[Start]

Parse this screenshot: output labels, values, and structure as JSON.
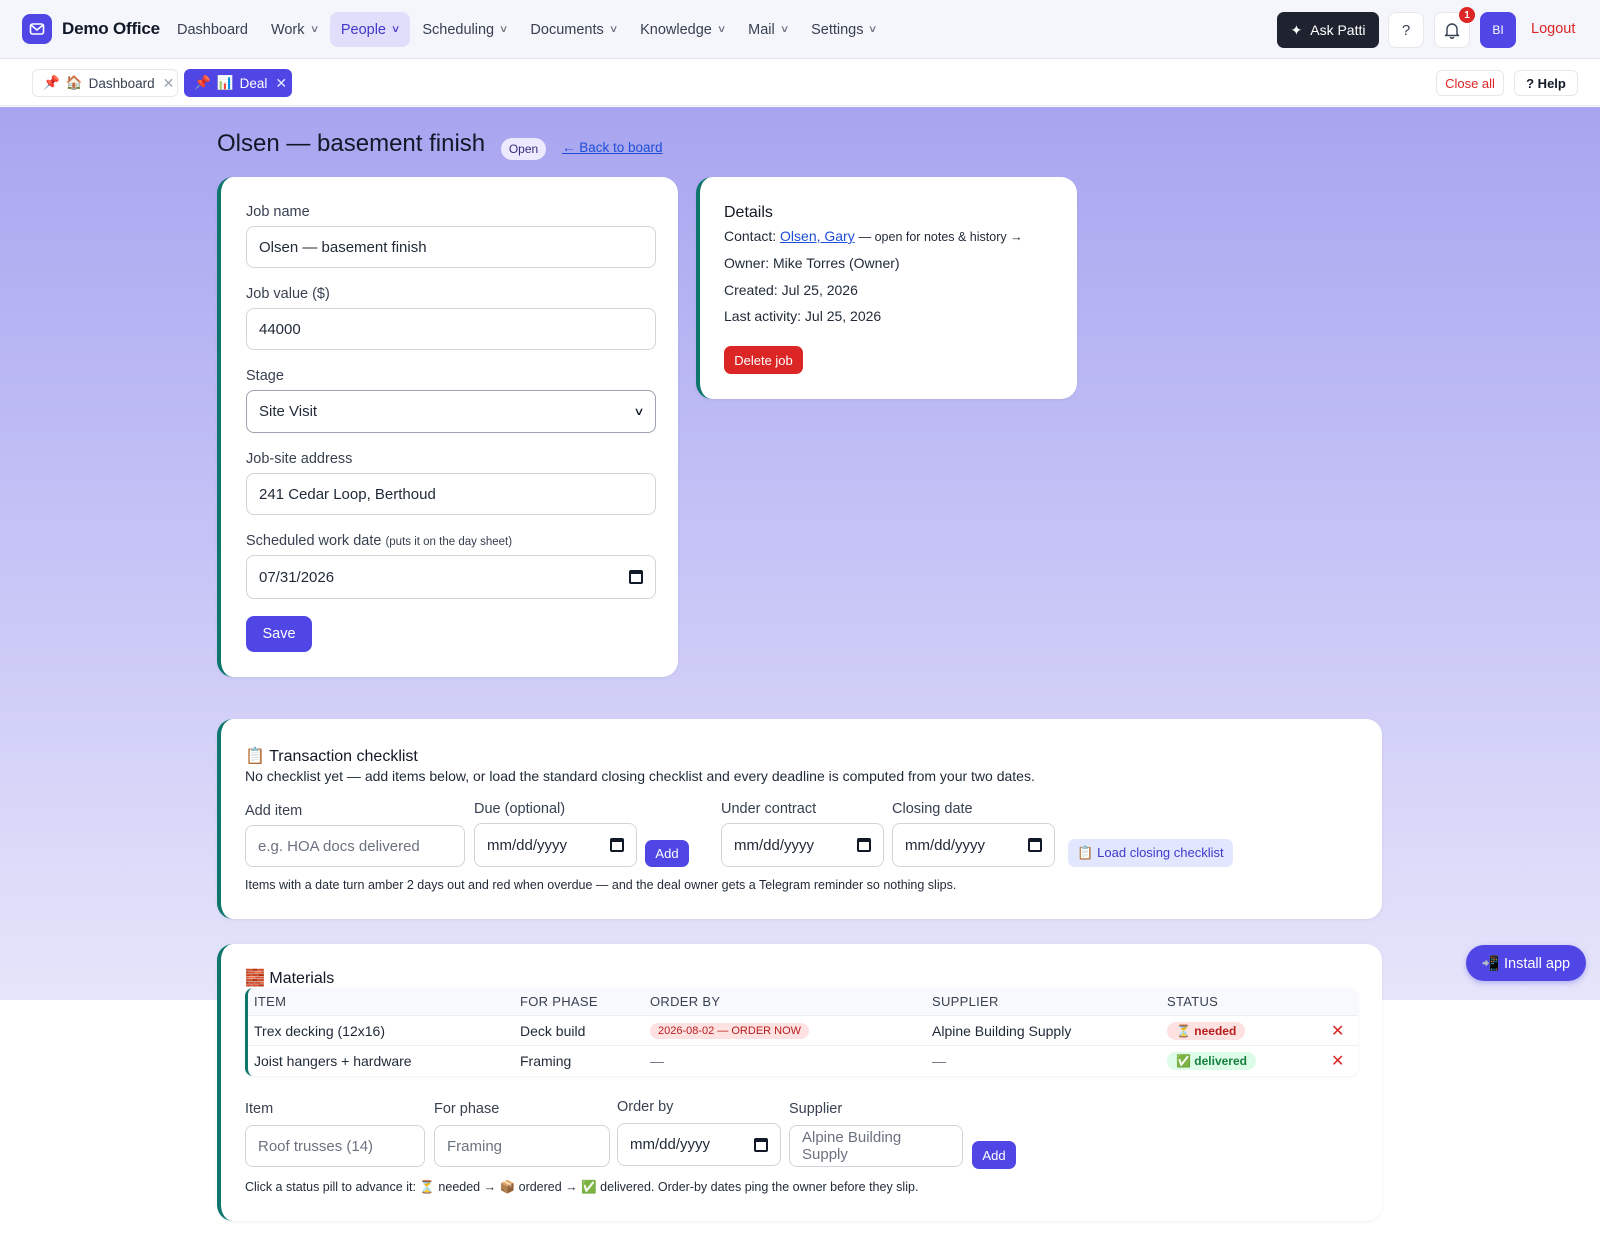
{
  "app": {
    "name": "Demo Office",
    "nav": [
      {
        "label": "Dashboard",
        "has_menu": false
      },
      {
        "label": "Work",
        "has_menu": true
      },
      {
        "label": "People",
        "has_menu": true,
        "active": true
      },
      {
        "label": "Scheduling",
        "has_menu": true
      },
      {
        "label": "Documents",
        "has_menu": true
      },
      {
        "label": "Knowledge",
        "has_menu": true
      },
      {
        "label": "Mail",
        "has_menu": true
      },
      {
        "label": "Settings",
        "has_menu": true
      }
    ],
    "ask_label": "Ask Patti",
    "help_icon_label": "?",
    "notification_count": "1",
    "avatar_initials": "BI",
    "logout_label": "Logout"
  },
  "tabs": [
    {
      "label": "Dashboard",
      "pin": "📌",
      "icon": "🏠"
    },
    {
      "label": "Deal",
      "pin": "📌",
      "icon": "📊",
      "active": true
    }
  ],
  "tabbar": {
    "close_all": "Close all",
    "help": "? Help"
  },
  "deal": {
    "title": "Olsen — basement finish",
    "status": "Open",
    "back_link": "← Back to board"
  },
  "form": {
    "job_name_label": "Job name",
    "job_name_value": "Olsen — basement finish",
    "job_value_label": "Job value ($)",
    "job_value_value": "44000",
    "stage_label": "Stage",
    "stage_value": "Site Visit",
    "address_label": "Job-site address",
    "address_value": "241 Cedar Loop, Berthoud",
    "date_label": "Scheduled work date",
    "date_hint": "(puts it on the day sheet)",
    "date_value": "07/31/2026",
    "save_label": "Save"
  },
  "details": {
    "title": "Details",
    "contact_prefix": "Contact:",
    "contact_name": "Olsen, Gary",
    "contact_note": "— open for notes & history →",
    "owner": "Owner: Mike Torres (Owner)",
    "created": "Created: Jul 25, 2026",
    "last_activity": "Last activity: Jul 25, 2026",
    "delete_label": "Delete job"
  },
  "checklist": {
    "title": "📋 Transaction checklist",
    "empty_text": "No checklist yet — add items below, or load the standard closing checklist and every deadline is computed from your two dates.",
    "add_item_label": "Add item",
    "add_item_placeholder": "e.g. HOA docs delivered",
    "due_label": "Due (optional)",
    "date_placeholder": "mm/dd/yyyy",
    "add_label": "Add",
    "under_contract_label": "Under contract",
    "closing_date_label": "Closing date",
    "load_label": "📋 Load closing checklist",
    "footnote": "Items with a date turn amber 2 days out and red when overdue — and the deal owner gets a Telegram reminder so nothing slips."
  },
  "materials": {
    "title": "🧱 Materials",
    "columns": [
      "ITEM",
      "FOR PHASE",
      "ORDER BY",
      "SUPPLIER",
      "STATUS"
    ],
    "rows": [
      {
        "item": "Trex decking (12x16)",
        "phase": "Deck build",
        "order_by": "2026-08-02 — ORDER NOW",
        "supplier": "Alpine Building Supply",
        "status": "⏳ needed",
        "delete": "✕"
      },
      {
        "item": "Joist hangers + hardware",
        "phase": "Framing",
        "order_by": "—",
        "supplier": "—",
        "status": "✅ delivered",
        "delete": "✕"
      }
    ],
    "form": {
      "item_label": "Item",
      "item_placeholder": "Roof trusses (14)",
      "phase_label": "For phase",
      "phase_placeholder": "Framing",
      "order_by_label": "Order by",
      "order_by_placeholder": "mm/dd/yyyy",
      "supplier_label": "Supplier",
      "supplier_placeholder": "Alpine Building Supply",
      "add_label": "Add"
    },
    "footnote": "Click a status pill to advance it: ⏳ needed → 📦 ordered → ✅ delivered. Order-by dates ping the owner before they slip."
  },
  "install_label": "📲 Install app",
  "colors": {
    "accent": "#4f46e5",
    "danger": "#dc2626",
    "card_border": "#0f766e",
    "success": "#15803d"
  }
}
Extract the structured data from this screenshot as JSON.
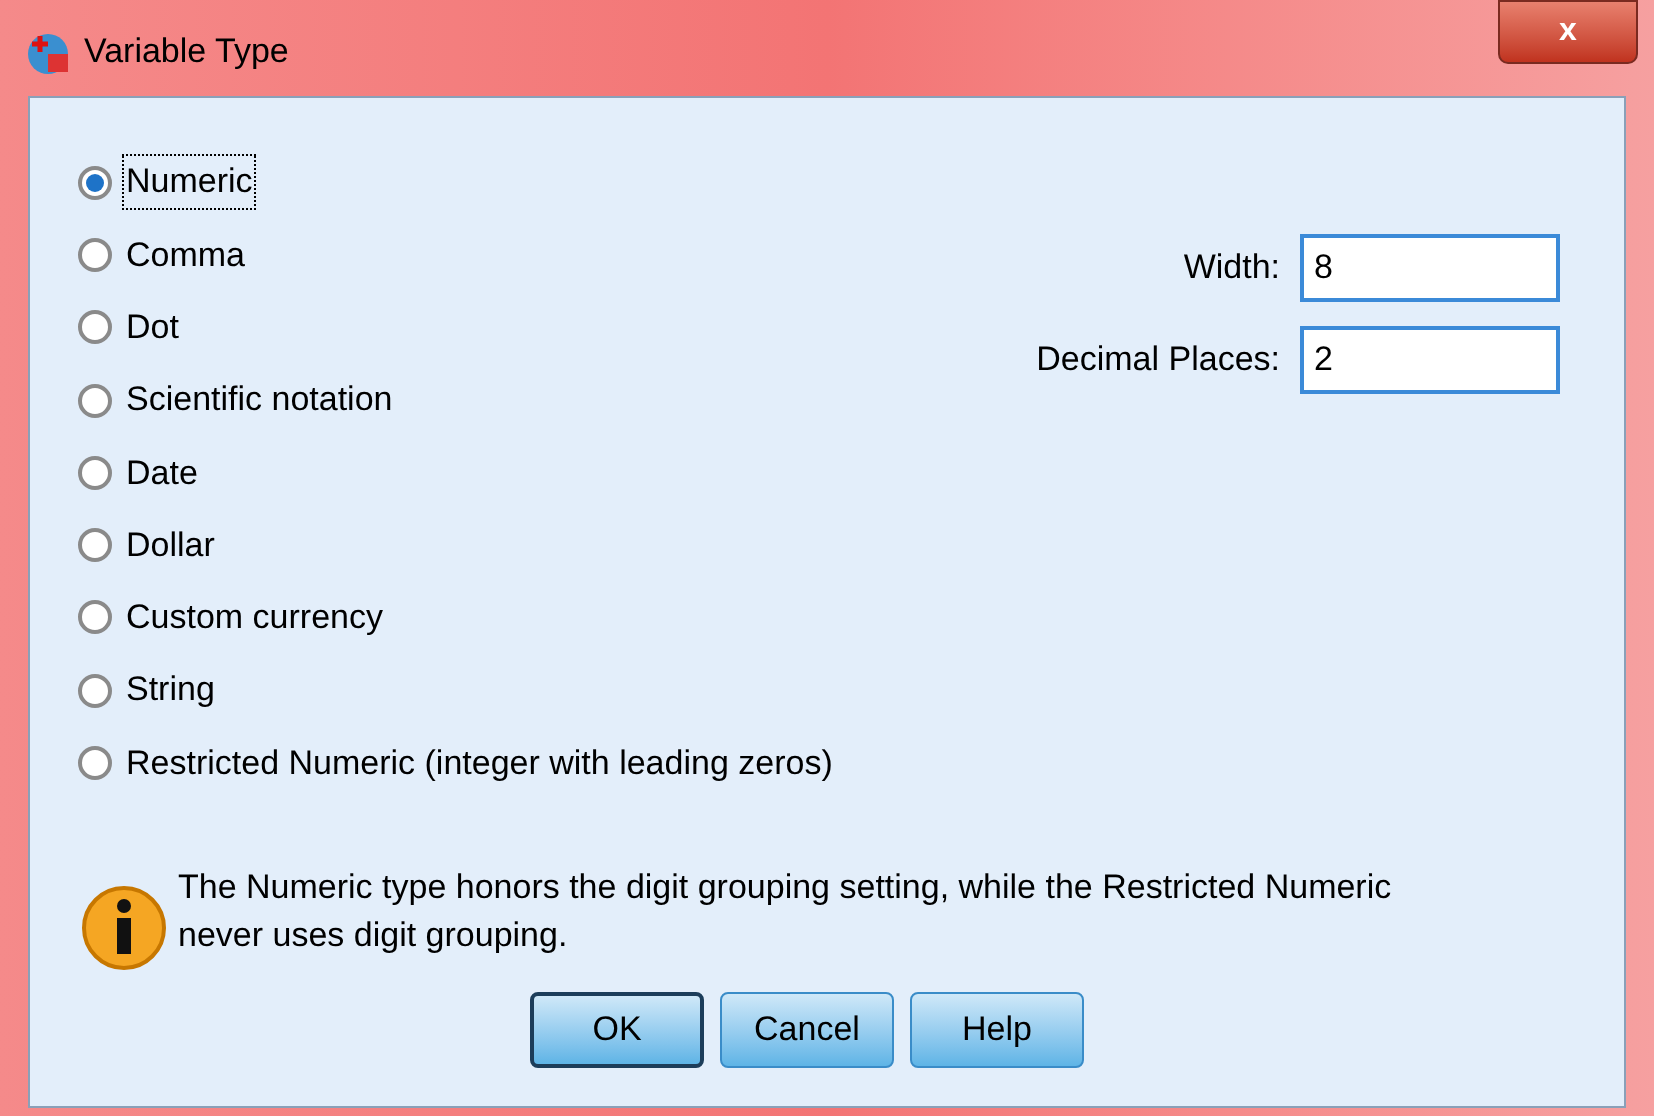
{
  "window": {
    "title": "Variable Type",
    "close_label": "x"
  },
  "types": [
    {
      "label": "Numeric",
      "selected": true
    },
    {
      "label": "Comma",
      "selected": false
    },
    {
      "label": "Dot",
      "selected": false
    },
    {
      "label": "Scientific notation",
      "selected": false
    },
    {
      "label": "Date",
      "selected": false
    },
    {
      "label": "Dollar",
      "selected": false
    },
    {
      "label": "Custom currency",
      "selected": false
    },
    {
      "label": "String",
      "selected": false
    },
    {
      "label": "Restricted Numeric (integer with leading zeros)",
      "selected": false
    }
  ],
  "fields": [
    {
      "label": "Width:",
      "value": "8"
    },
    {
      "label": "Decimal Places:",
      "value": "2"
    }
  ],
  "info": "The Numeric type honors the digit grouping setting, while the Restricted Numeric never uses digit grouping.",
  "buttons": [
    {
      "label": "OK",
      "default": true
    },
    {
      "label": "Cancel",
      "default": false
    },
    {
      "label": "Help",
      "default": false
    }
  ]
}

[End]

Your objective:
Answer with one number: how many lines in the listing hold "title".

Exercise response:
5